Task objective: From the entries below, work out the number of lines that hold the word "Charts", and give that number alone.

Given records:
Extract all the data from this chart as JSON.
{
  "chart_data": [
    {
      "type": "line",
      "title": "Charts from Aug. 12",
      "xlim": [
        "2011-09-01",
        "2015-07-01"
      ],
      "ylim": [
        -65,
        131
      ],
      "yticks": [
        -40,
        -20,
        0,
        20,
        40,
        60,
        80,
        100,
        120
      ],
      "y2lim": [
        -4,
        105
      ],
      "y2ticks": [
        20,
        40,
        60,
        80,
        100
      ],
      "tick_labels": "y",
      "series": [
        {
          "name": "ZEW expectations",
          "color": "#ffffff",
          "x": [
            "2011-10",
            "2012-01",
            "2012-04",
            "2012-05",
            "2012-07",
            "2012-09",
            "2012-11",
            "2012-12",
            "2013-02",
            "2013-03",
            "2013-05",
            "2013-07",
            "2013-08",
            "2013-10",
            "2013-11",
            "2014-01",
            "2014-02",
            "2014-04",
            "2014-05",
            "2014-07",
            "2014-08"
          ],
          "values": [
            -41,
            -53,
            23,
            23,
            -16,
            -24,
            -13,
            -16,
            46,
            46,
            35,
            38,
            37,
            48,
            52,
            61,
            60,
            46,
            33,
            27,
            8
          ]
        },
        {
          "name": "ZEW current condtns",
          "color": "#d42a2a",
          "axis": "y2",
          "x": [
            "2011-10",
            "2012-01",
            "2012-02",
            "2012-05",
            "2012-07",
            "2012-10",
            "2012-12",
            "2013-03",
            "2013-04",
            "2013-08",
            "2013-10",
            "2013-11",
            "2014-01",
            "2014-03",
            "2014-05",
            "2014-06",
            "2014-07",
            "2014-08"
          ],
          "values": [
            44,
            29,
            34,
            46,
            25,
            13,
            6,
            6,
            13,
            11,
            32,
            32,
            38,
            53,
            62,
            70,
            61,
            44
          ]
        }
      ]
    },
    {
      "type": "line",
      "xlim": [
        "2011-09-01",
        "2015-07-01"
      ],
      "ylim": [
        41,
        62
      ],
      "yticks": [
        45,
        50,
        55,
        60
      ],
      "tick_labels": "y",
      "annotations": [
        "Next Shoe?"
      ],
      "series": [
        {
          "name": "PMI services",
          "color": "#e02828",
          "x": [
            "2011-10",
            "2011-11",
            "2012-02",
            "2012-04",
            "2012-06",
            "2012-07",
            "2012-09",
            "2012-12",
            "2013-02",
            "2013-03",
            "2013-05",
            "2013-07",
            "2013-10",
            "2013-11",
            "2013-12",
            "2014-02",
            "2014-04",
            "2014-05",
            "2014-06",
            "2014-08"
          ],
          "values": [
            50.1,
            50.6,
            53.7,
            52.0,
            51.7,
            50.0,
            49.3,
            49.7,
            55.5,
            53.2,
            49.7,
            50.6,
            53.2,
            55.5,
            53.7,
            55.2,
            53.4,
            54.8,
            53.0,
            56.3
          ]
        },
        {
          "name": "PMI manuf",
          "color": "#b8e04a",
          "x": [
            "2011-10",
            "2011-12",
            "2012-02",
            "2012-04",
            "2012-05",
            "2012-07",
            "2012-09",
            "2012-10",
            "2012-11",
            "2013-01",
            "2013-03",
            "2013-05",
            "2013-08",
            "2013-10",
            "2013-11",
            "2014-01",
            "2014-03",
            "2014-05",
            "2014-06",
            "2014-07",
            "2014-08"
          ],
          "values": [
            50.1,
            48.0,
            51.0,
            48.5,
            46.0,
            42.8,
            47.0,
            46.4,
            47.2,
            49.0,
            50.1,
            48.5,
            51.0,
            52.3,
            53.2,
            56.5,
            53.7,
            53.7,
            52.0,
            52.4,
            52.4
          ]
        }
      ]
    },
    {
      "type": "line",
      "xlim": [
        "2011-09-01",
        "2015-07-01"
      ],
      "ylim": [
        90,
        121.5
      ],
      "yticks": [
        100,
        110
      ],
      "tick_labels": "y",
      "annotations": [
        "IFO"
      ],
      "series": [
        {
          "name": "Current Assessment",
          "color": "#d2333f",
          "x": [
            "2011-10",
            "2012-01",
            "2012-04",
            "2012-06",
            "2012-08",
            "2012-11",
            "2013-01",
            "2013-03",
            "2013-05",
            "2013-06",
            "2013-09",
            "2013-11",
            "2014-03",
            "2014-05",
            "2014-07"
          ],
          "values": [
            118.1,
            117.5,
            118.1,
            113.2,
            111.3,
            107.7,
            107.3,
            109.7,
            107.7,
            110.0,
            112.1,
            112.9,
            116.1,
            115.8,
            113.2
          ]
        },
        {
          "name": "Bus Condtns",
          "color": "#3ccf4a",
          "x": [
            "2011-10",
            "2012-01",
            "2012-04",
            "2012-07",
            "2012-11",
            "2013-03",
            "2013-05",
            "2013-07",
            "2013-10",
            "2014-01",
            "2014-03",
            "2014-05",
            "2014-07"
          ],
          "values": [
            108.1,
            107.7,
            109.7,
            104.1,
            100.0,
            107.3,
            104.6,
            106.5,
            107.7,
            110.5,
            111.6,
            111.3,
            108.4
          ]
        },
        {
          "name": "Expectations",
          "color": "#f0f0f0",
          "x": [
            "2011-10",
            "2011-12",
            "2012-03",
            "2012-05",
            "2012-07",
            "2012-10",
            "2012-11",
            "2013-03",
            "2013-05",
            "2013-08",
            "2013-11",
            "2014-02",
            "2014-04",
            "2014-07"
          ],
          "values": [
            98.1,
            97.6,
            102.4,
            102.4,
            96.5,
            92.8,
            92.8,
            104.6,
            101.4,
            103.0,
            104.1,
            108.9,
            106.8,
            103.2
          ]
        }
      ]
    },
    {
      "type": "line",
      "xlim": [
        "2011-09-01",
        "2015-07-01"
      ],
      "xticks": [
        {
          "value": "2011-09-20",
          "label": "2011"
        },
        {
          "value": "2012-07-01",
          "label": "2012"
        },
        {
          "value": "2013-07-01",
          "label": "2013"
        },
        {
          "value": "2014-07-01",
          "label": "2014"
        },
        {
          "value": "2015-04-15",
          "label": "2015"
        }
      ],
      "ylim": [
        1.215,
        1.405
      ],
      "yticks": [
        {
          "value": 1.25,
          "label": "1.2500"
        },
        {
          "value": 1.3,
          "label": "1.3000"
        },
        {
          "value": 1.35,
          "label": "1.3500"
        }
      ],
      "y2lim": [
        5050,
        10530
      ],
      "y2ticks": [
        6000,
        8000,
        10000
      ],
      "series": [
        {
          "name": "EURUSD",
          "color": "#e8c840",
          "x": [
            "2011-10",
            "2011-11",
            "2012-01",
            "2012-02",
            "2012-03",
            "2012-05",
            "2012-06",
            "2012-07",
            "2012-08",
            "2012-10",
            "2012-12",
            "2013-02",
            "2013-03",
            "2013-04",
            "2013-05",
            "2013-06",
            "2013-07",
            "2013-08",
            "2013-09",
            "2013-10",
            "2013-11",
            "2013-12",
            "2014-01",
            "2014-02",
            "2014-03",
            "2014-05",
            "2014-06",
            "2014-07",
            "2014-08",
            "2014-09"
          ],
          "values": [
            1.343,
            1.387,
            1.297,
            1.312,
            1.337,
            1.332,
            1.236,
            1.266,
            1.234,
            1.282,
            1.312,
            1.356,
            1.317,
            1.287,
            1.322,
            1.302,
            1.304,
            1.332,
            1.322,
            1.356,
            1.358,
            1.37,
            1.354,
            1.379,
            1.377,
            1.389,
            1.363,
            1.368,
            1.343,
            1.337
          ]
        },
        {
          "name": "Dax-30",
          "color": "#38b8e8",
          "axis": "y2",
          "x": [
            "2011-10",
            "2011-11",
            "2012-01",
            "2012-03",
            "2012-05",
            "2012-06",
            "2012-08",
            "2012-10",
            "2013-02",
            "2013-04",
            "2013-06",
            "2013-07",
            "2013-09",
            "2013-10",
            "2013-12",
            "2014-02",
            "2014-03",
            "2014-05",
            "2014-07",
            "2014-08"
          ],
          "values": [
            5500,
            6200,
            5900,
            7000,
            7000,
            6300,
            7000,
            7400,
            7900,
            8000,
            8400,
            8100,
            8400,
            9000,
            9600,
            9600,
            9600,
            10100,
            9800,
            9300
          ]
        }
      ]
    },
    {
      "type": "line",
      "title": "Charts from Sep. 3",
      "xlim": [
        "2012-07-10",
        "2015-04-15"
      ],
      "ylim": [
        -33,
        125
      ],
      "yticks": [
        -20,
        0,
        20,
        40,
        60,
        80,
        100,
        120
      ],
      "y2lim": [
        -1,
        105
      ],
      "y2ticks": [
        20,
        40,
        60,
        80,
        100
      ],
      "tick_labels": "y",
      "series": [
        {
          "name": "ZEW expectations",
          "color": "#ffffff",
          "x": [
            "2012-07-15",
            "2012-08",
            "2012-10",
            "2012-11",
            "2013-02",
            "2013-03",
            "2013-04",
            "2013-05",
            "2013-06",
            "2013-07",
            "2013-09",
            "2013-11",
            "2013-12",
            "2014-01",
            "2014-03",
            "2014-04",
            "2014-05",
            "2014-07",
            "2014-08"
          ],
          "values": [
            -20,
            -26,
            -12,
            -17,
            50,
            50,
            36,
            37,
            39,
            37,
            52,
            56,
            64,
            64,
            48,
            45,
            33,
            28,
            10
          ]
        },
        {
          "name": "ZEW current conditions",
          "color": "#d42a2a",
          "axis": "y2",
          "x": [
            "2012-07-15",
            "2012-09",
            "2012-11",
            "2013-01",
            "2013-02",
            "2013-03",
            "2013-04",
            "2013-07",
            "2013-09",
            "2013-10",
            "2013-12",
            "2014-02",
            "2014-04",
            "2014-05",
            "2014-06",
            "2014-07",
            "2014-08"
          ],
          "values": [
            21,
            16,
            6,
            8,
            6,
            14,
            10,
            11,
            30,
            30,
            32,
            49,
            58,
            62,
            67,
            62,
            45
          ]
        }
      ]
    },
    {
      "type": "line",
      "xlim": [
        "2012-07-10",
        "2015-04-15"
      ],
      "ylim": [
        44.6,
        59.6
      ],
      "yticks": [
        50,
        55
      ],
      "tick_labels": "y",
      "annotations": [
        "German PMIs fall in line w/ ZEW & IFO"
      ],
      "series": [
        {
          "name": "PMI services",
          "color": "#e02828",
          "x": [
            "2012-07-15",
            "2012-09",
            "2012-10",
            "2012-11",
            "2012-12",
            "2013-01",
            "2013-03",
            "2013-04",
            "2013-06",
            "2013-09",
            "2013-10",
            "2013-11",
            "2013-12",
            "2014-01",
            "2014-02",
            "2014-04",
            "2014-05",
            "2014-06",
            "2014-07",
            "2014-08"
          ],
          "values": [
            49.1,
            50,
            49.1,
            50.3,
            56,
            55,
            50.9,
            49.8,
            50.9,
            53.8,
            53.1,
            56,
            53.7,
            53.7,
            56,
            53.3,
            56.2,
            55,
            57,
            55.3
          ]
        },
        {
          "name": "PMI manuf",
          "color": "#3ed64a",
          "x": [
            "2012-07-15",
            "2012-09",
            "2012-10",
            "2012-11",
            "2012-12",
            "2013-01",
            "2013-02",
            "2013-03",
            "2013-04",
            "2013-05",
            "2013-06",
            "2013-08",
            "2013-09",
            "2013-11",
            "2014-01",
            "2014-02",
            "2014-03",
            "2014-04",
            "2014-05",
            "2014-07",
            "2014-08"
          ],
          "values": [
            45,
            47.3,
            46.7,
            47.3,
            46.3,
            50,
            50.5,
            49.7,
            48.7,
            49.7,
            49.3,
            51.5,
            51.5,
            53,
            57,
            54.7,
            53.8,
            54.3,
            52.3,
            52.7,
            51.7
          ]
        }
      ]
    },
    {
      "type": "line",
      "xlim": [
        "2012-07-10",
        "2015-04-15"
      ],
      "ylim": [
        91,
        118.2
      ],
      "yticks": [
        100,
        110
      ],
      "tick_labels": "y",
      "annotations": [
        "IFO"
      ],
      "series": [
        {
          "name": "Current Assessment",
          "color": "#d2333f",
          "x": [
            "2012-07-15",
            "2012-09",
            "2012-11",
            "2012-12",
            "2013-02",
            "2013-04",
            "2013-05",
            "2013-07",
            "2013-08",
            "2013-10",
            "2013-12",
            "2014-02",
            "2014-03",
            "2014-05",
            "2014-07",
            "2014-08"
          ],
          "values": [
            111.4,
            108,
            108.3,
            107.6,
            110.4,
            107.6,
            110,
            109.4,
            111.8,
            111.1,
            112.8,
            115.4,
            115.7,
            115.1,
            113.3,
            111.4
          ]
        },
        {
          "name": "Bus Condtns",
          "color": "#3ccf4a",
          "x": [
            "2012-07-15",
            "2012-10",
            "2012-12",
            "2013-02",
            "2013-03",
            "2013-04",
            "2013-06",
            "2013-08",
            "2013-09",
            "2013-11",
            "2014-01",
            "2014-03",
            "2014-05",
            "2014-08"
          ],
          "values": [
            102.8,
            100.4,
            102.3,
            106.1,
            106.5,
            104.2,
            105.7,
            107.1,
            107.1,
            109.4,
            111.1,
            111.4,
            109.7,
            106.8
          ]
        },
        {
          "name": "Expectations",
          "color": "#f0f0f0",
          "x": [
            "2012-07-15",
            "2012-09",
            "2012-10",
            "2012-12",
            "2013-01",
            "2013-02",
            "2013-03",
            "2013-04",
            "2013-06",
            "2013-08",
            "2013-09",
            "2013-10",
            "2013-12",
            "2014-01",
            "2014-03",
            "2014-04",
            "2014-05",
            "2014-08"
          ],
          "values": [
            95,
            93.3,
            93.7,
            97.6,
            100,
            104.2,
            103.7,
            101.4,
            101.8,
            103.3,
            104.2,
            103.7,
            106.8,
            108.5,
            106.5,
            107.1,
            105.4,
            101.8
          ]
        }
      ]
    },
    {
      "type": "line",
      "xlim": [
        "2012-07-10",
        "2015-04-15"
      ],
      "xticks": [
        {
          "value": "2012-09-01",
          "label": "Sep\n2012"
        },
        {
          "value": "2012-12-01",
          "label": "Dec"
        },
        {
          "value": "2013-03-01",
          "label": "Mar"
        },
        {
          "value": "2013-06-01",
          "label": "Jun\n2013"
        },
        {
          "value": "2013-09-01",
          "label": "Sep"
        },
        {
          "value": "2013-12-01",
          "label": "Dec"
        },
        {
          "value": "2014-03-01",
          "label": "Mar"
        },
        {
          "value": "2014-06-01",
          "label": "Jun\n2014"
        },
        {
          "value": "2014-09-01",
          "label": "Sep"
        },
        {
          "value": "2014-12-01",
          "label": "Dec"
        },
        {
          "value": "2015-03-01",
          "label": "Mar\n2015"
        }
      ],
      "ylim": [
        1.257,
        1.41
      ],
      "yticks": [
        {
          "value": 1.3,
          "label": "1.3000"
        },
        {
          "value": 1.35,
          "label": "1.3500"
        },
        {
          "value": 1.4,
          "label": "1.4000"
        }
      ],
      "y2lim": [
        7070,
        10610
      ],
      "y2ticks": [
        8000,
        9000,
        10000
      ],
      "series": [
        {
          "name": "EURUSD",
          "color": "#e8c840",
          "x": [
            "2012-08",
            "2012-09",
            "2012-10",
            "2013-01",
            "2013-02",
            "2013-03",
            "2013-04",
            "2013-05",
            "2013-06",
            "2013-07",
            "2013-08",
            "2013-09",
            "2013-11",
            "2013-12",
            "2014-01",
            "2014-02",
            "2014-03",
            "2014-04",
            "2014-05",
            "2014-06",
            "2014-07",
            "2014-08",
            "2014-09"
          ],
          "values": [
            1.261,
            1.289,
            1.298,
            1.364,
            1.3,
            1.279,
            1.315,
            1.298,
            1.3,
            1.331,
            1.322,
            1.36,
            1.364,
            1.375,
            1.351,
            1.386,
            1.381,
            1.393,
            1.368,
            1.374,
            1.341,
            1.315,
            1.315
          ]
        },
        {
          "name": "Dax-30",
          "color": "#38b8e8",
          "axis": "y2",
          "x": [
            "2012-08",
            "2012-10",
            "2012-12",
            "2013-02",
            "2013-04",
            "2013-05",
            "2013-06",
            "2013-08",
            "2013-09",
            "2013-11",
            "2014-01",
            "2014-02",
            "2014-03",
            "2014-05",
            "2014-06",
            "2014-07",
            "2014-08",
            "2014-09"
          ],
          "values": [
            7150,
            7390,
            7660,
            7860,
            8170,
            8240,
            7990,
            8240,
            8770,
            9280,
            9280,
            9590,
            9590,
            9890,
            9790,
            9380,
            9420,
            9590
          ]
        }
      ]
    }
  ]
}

Finished answer: 2